Short exercise: Report the number of lines where the string "在同一直角坐标系中" occurs, and write nothing else.

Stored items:
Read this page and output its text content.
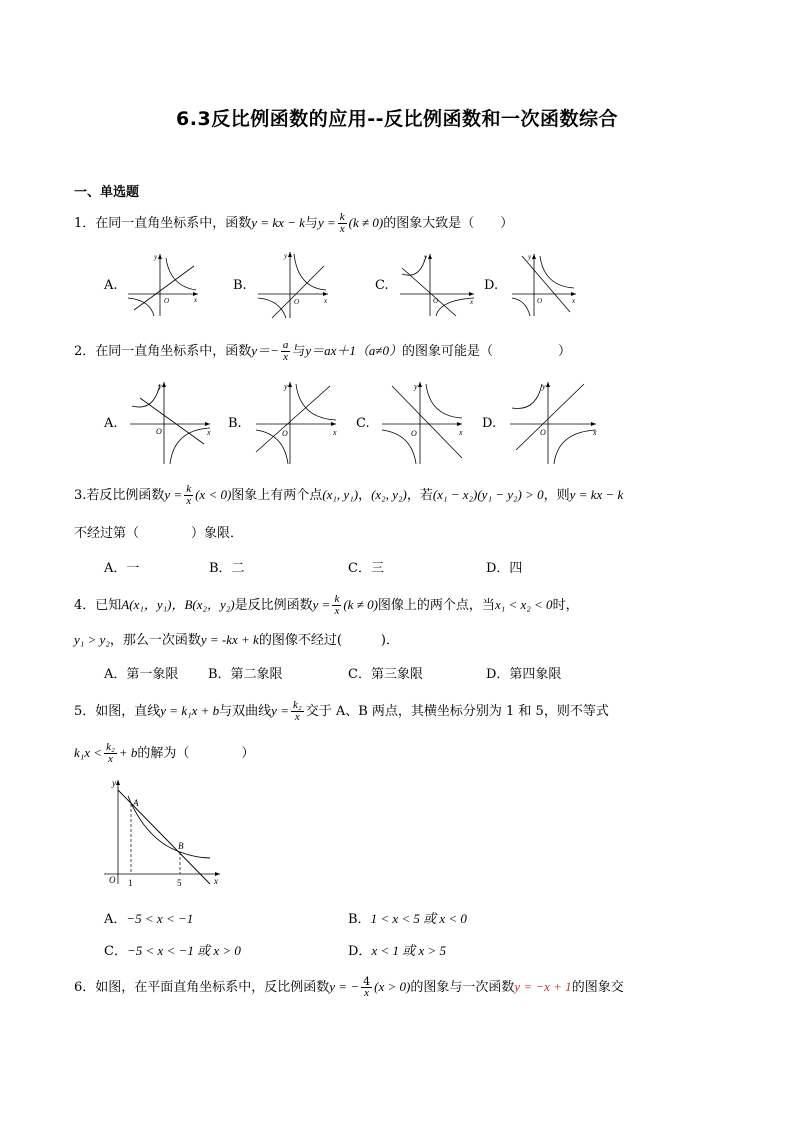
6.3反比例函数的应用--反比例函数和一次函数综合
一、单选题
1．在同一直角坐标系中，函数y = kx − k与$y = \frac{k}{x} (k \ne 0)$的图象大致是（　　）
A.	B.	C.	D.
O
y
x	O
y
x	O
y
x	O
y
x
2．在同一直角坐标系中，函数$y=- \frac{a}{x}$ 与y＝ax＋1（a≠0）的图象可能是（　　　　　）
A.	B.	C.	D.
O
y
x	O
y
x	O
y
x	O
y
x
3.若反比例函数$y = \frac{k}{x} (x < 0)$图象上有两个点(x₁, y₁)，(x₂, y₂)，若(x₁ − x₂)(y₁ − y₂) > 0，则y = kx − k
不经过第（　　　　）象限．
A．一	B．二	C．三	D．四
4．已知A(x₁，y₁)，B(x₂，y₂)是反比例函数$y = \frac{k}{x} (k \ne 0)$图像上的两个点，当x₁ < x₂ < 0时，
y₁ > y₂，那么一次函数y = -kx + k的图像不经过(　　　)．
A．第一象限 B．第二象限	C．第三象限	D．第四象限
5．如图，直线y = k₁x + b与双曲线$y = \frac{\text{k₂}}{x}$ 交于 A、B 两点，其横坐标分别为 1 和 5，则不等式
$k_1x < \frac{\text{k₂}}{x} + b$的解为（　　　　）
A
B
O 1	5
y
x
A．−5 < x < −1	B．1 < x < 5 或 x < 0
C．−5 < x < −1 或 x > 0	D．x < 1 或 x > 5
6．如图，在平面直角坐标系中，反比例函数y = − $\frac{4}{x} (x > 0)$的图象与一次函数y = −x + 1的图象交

Task answer: 2